▶ [Exercise aim]
Select lines where the word "Bucholz" appears.

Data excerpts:
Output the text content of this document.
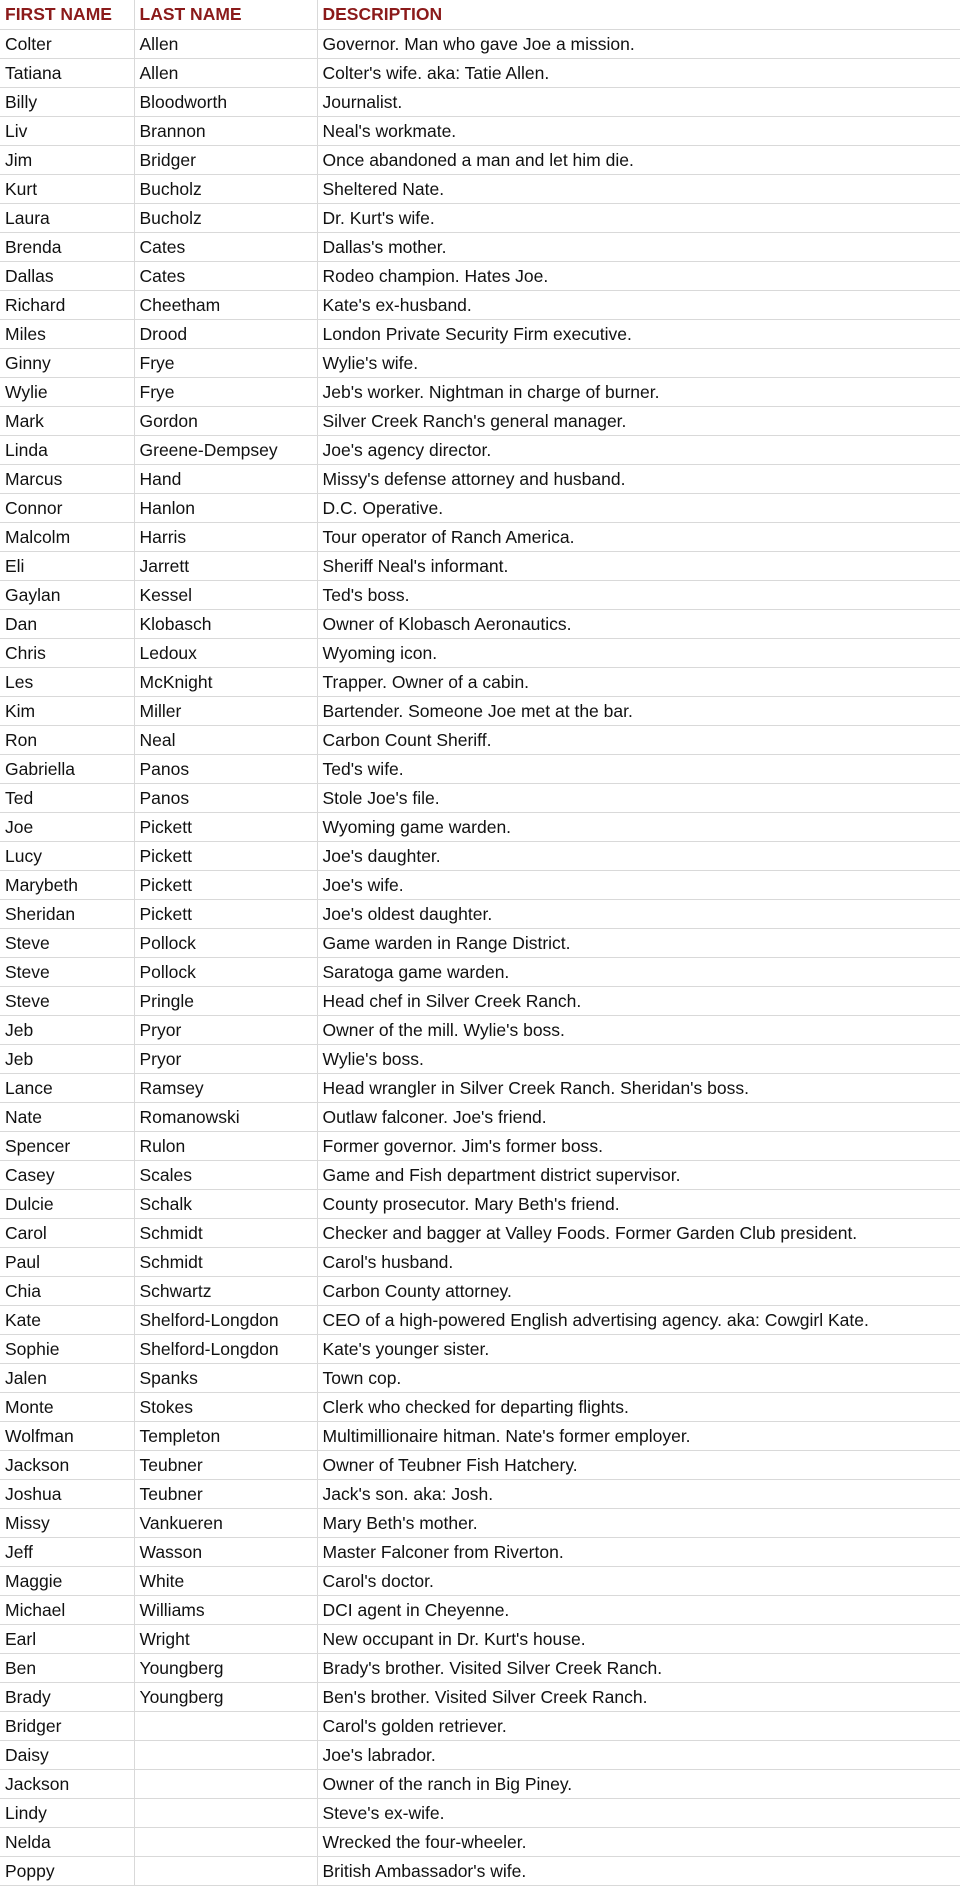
FIRST NAME	LAST NAME	DESCRIPTION
Colter	Allen	Governor. Man who gave Joe a mission.
Tatiana	Allen	Colter's wife. aka: Tatie Allen.
Billy	Bloodworth	Journalist.
Liv	Brannon	Neal's workmate.
Jim	Bridger	Once abandoned a man and let him die.
Kurt	Bucholz	Sheltered Nate.
Laura	Bucholz	Dr. Kurt's wife.
Brenda	Cates	Dallas's mother.
Dallas	Cates	Rodeo champion. Hates Joe.
Richard	Cheetham	Kate's ex-husband.
Miles	Drood	London Private Security Firm executive.
Ginny	Frye	Wylie's wife.
Wylie	Frye	Jeb's worker. Nightman in charge of burner.
Mark	Gordon	Silver Creek Ranch's general manager.
Linda	Greene-Dempsey	Joe's agency director.
Marcus	Hand	Missy's defense attorney and husband.
Connor	Hanlon	D.C. Operative.
Malcolm	Harris	Tour operator of Ranch America.
Eli	Jarrett	Sheriff Neal's informant.
Gaylan	Kessel	Ted's boss.
Dan	Klobasch	Owner of Klobasch Aeronautics.
Chris	Ledoux	Wyoming icon.
Les	McKnight	Trapper. Owner of a cabin.
Kim	Miller	Bartender. Someone Joe met at the bar.
Ron	Neal	Carbon Count Sheriff.
Gabriella	Panos	Ted's wife.
Ted	Panos	Stole Joe's file.
Joe	Pickett	Wyoming game warden.
Lucy	Pickett	Joe's daughter.
Marybeth	Pickett	Joe's wife.
Sheridan	Pickett	Joe's oldest daughter.
Steve	Pollock	Game warden in Range District.
Steve	Pollock	Saratoga game warden.
Steve	Pringle	Head chef in Silver Creek Ranch.
Jeb	Pryor	Owner of the mill. Wylie's boss.
Jeb	Pryor	Wylie's boss.
Lance	Ramsey	Head wrangler in Silver Creek Ranch. Sheridan's boss.
Nate	Romanowski	Outlaw falconer. Joe's friend.
Spencer	Rulon	Former governor. Jim's former boss.
Casey	Scales	Game and Fish department district supervisor.
Dulcie	Schalk	County prosecutor. Mary Beth's friend.
Carol	Schmidt	Checker and bagger at Valley Foods. Former Garden Club president.
Paul	Schmidt	Carol's husband.
Chia	Schwartz	Carbon County attorney.
Kate	Shelford-Longdon	CEO of a high-powered English advertising agency. aka: Cowgirl Kate.
Sophie	Shelford-Longdon	Kate's younger sister.
Jalen	Spanks	Town cop.
Monte	Stokes	Clerk who checked for departing flights.
Wolfman	Templeton	Multimillionaire hitman. Nate's former employer.
Jackson	Teubner	Owner of Teubner Fish Hatchery.
Joshua	Teubner	Jack's son. aka: Josh.
Missy	Vankueren	Mary Beth's mother.
Jeff	Wasson	Master Falconer from Riverton.
Maggie	White	Carol's doctor.
Michael	Williams	DCI agent in Cheyenne.
Earl	Wright	New occupant in Dr. Kurt's house.
Ben	Youngberg	Brady's brother. Visited Silver Creek Ranch.
Brady	Youngberg	Ben's brother. Visited Silver Creek Ranch.
Bridger		Carol's golden retriever.
Daisy		Joe's labrador.
Jackson		Owner of the ranch in Big Piney.
Lindy		Steve's ex-wife.
Nelda		Wrecked the four-wheeler.
Poppy		British Ambassador's wife.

▶ [Complete answer]
Kurt	Bucholz	Sheltered Nate.
Laura	Bucholz	Dr. Kurt's wife.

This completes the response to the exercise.